Saved data entries:
-.-.-

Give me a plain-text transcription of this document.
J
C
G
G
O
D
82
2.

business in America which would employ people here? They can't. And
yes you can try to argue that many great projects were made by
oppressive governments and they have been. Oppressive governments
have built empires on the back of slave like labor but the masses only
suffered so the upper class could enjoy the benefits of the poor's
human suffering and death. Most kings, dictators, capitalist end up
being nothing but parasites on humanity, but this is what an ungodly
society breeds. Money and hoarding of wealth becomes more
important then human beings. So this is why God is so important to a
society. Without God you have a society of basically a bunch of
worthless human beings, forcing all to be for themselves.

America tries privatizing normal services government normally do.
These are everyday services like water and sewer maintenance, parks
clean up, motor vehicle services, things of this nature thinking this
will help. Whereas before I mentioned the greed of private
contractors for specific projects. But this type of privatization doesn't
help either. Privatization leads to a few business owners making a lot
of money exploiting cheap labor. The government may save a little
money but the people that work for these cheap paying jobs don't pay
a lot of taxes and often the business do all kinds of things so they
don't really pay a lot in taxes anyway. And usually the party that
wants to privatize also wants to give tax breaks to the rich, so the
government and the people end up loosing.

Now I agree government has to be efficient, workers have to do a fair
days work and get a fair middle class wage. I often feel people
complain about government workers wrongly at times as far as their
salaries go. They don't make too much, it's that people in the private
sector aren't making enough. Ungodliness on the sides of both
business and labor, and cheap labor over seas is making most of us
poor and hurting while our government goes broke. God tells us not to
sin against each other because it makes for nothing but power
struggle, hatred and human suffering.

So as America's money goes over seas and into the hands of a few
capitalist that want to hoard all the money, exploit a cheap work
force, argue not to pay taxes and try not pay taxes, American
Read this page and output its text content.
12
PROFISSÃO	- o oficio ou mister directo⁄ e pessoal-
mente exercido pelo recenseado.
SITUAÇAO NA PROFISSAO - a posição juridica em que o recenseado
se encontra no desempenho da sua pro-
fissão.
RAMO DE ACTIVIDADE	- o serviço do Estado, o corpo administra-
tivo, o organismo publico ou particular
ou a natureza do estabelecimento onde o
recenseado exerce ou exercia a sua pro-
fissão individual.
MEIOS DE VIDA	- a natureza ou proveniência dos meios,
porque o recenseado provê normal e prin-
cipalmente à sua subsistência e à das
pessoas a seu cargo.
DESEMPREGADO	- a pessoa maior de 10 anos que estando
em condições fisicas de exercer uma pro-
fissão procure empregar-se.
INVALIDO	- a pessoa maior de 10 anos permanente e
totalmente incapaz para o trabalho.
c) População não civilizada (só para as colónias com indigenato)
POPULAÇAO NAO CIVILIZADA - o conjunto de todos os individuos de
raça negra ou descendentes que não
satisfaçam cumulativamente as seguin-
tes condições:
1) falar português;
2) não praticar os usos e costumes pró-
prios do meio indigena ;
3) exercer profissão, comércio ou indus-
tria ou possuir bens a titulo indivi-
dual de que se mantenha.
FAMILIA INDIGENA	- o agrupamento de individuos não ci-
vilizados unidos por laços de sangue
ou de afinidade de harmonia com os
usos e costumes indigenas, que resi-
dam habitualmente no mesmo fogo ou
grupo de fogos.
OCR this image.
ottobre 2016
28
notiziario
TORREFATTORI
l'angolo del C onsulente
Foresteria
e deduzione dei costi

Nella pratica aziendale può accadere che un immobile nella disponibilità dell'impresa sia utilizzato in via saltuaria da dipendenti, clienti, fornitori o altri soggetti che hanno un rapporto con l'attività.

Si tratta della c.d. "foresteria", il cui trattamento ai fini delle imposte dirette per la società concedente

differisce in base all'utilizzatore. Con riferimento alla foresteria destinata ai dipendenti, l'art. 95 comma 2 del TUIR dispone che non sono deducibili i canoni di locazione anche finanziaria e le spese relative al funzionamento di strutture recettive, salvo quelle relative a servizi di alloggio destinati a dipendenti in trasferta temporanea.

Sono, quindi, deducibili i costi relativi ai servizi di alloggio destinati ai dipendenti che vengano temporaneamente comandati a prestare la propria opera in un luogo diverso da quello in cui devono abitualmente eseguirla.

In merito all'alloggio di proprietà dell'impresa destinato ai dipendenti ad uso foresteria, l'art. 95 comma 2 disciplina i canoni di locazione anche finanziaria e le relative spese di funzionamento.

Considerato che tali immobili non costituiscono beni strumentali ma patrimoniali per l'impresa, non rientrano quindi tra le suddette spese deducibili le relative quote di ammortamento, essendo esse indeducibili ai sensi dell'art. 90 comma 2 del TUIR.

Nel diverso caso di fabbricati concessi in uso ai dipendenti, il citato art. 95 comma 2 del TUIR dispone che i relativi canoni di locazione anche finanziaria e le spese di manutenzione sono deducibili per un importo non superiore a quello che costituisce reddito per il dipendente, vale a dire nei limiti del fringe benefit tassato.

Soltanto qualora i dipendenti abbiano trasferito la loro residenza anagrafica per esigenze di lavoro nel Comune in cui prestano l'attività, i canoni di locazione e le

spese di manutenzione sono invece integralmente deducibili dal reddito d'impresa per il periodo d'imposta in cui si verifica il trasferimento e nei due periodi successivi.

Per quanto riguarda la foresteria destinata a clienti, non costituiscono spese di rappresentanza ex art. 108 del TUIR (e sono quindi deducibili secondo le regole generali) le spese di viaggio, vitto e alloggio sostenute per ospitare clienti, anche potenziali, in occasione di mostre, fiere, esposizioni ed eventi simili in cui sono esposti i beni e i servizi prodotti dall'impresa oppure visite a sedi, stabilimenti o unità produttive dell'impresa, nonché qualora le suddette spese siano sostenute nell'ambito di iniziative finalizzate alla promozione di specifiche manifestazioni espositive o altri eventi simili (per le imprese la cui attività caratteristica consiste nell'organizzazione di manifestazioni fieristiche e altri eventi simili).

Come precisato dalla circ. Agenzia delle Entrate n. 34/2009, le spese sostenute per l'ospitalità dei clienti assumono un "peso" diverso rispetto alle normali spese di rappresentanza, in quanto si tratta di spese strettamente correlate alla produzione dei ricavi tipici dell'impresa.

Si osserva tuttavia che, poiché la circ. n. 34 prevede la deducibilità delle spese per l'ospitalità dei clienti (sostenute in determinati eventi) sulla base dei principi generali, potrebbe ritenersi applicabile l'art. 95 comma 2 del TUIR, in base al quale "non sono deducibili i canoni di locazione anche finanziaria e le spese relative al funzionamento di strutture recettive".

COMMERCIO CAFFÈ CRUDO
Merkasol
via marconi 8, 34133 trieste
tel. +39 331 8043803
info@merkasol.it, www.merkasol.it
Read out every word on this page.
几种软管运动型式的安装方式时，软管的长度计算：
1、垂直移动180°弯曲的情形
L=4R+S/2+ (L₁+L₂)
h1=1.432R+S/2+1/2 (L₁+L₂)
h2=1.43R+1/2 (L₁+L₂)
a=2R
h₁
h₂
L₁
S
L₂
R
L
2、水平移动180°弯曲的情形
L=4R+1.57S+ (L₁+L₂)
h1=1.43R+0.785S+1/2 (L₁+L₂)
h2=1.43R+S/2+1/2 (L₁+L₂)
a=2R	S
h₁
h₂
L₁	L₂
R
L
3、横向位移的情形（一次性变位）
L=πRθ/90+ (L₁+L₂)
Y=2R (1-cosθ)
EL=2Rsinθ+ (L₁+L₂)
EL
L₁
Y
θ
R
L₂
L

-.-.-

* **Stated exercise**: Output all of the material exactly as written.

* **Worked answer**:
Give me a plain-text transcription of this document.
J
C
G
G
O
D
82
2.

business in America which would employ people here? They can't. And
yes you can try to argue that many great projects were made by
oppressive governments and they have been. Oppressive governments
have built empires on the back of slave like labor but the masses only
suffered so the upper class could enjoy the benefits of the poor's
human suffering and death. Most kings, dictators, capitalist end up
being nothing but parasites on humanity, but this is what an ungodly
society breeds. Money and hoarding of wealth becomes more
important then human beings. So this is why God is so important to a
society. Without God you have a society of basically a bunch of
worthless human beings, forcing all to be for themselves.

America tries privatizing normal services government normally do.
These are everyday services like water and sewer maintenance, parks
clean up, motor vehicle services, things of this nature thinking this
will help. Whereas before I mentioned the greed of private
contractors for specific projects. But this type of privatization doesn't
help either. Privatization leads to a few business owners making a lot
of money exploiting cheap labor. The government may save a little
money but the people that work for these cheap paying jobs don't pay
a lot of taxes and often the business do all kinds of things so they
don't really pay a lot in taxes anyway. And usually the party that
wants to privatize also wants to give tax breaks to the rich, so the
government and the people end up loosing.

Now I agree government has to be efficient, workers have to do a fair
days work and get a fair middle class wage. I often feel people
complain about government workers wrongly at times as far as their
salaries go. They don't make too much, it's that people in the private
sector aren't making enough. Ungodliness on the sides of both
business and labor, and cheap labor over seas is making most of us
poor and hurting while our government goes broke. God tells us not to
sin against each other because it makes for nothing but power
struggle, hatred and human suffering.

So as America's money goes over seas and into the hands of a few
capitalist that want to hoard all the money, exploit a cheap work
force, argue not to pay taxes and try not pay taxes, American
Read this page and output its text content.
12
PROFISSÃO	- o oficio ou mister directo⁄ e pessoal-
mente exercido pelo recenseado.
SITUAÇAO NA PROFISSAO - a posição juridica em que o recenseado
se encontra no desempenho da sua pro-
fissão.
RAMO DE ACTIVIDADE	- o serviço do Estado, o corpo administra-
tivo, o organismo publico ou particular
ou a natureza do estabelecimento onde o
recenseado exerce ou exercia a sua pro-
fissão individual.
MEIOS DE VIDA	- a natureza ou proveniência dos meios,
porque o recenseado provê normal e prin-
cipalmente à sua subsistência e à das
pessoas a seu cargo.
DESEMPREGADO	- a pessoa maior de 10 anos que estando
em condições fisicas de exercer uma pro-
fissão procure empregar-se.
INVALIDO	- a pessoa maior de 10 anos permanente e
totalmente incapaz para o trabalho.
c) População não civilizada (só para as colónias com indigenato)
POPULAÇAO NAO CIVILIZADA - o conjunto de todos os individuos de
raça negra ou descendentes que não
satisfaçam cumulativamente as seguin-
tes condições:
1) falar português;
2) não praticar os usos e costumes pró-
prios do meio indigena ;
3) exercer profissão, comércio ou indus-
tria ou possuir bens a titulo indivi-
dual de que se mantenha.
FAMILIA INDIGENA	- o agrupamento de individuos não ci-
vilizados unidos por laços de sangue
ou de afinidade de harmonia com os
usos e costumes indigenas, que resi-
dam habitualmente no mesmo fogo ou
grupo de fogos.
OCR this image.
ottobre 2016
28
notiziario
TORREFATTORI
l'angolo del C onsulente
Foresteria
e deduzione dei costi

Nella pratica aziendale può accadere che un immobile nella disponibilità dell'impresa sia utilizzato in via saltuaria da dipendenti, clienti, fornitori o altri soggetti che hanno un rapporto con l'attività.

Si tratta della c.d. "foresteria", il cui trattamento ai fini delle imposte dirette per la società concedente

differisce in base all'utilizzatore. Con riferimento alla foresteria destinata ai dipendenti, l'art. 95 comma 2 del TUIR dispone che non sono deducibili i canoni di locazione anche finanziaria e le spese relative al funzionamento di strutture recettive, salvo quelle relative a servizi di alloggio destinati a dipendenti in trasferta temporanea.

Sono, quindi, deducibili i costi relativi ai servizi di alloggio destinati ai dipendenti che vengano temporaneamente comandati a prestare la propria opera in un luogo diverso da quello in cui devono abitualmente eseguirla.

In merito all'alloggio di proprietà dell'impresa destinato ai dipendenti ad uso foresteria, l'art. 95 comma 2 disciplina i canoni di locazione anche finanziaria e le relative spese di funzionamento.

Considerato che tali immobili non costituiscono beni strumentali ma patrimoniali per l'impresa, non rientrano quindi tra le suddette spese deducibili le relative quote di ammortamento, essendo esse indeducibili ai sensi dell'art. 90 comma 2 del TUIR.

Nel diverso caso di fabbricati concessi in uso ai dipendenti, il citato art. 95 comma 2 del TUIR dispone che i relativi canoni di locazione anche finanziaria e le spese di manutenzione sono deducibili per un importo non superiore a quello che costituisce reddito per il dipendente, vale a dire nei limiti del fringe benefit tassato.

Soltanto qualora i dipendenti abbiano trasferito la loro residenza anagrafica per esigenze di lavoro nel Comune in cui prestano l'attività, i canoni di locazione e le

spese di manutenzione sono invece integralmente deducibili dal reddito d'impresa per il periodo d'imposta in cui si verifica il trasferimento e nei due periodi successivi.

Per quanto riguarda la foresteria destinata a clienti, non costituiscono spese di rappresentanza ex art. 108 del TUIR (e sono quindi deducibili secondo le regole generali) le spese di viaggio, vitto e alloggio sostenute per ospitare clienti, anche potenziali, in occasione di mostre, fiere, esposizioni ed eventi simili in cui sono esposti i beni e i servizi prodotti dall'impresa oppure visite a sedi, stabilimenti o unità produttive dell'impresa, nonché qualora le suddette spese siano sostenute nell'ambito di iniziative finalizzate alla promozione di specifiche manifestazioni espositive o altri eventi simili (per le imprese la cui attività caratteristica consiste nell'organizzazione di manifestazioni fieristiche e altri eventi simili).

Come precisato dalla circ. Agenzia delle Entrate n. 34/2009, le spese sostenute per l'ospitalità dei clienti assumono un "peso" diverso rispetto alle normali spese di rappresentanza, in quanto si tratta di spese strettamente correlate alla produzione dei ricavi tipici dell'impresa.

Si osserva tuttavia che, poiché la circ. n. 34 prevede la deducibilità delle spese per l'ospitalità dei clienti (sostenute in determinati eventi) sulla base dei principi generali, potrebbe ritenersi applicabile l'art. 95 comma 2 del TUIR, in base al quale "non sono deducibili i canoni di locazione anche finanziaria e le spese relative al funzionamento di strutture recettive".

COMMERCIO CAFFÈ CRUDO
Merkasol
via marconi 8, 34133 trieste
tel. +39 331 8043803
info@merkasol.it, www.merkasol.it
Read out every word on this page.
几种软管运动型式的安装方式时，软管的长度计算：
1、垂直移动180°弯曲的情形
L=4R+S/2+ (L₁+L₂)
h1=1.432R+S/2+1/2 (L₁+L₂)
h2=1.43R+1/2 (L₁+L₂)
a=2R
h₁
h₂
L₁
S
L₂
R
L
2、水平移动180°弯曲的情形
L=4R+1.57S+ (L₁+L₂)
h1=1.43R+0.785S+1/2 (L₁+L₂)
h2=1.43R+S/2+1/2 (L₁+L₂)
a=2R	S
h₁
h₂
L₁	L₂
R
L
3、横向位移的情形（一次性变位）
L=πRθ/90+ (L₁+L₂)
Y=2R (1-cosθ)
EL=2Rsinθ+ (L₁+L₂)
EL
L₁
Y
θ
R
L₂
L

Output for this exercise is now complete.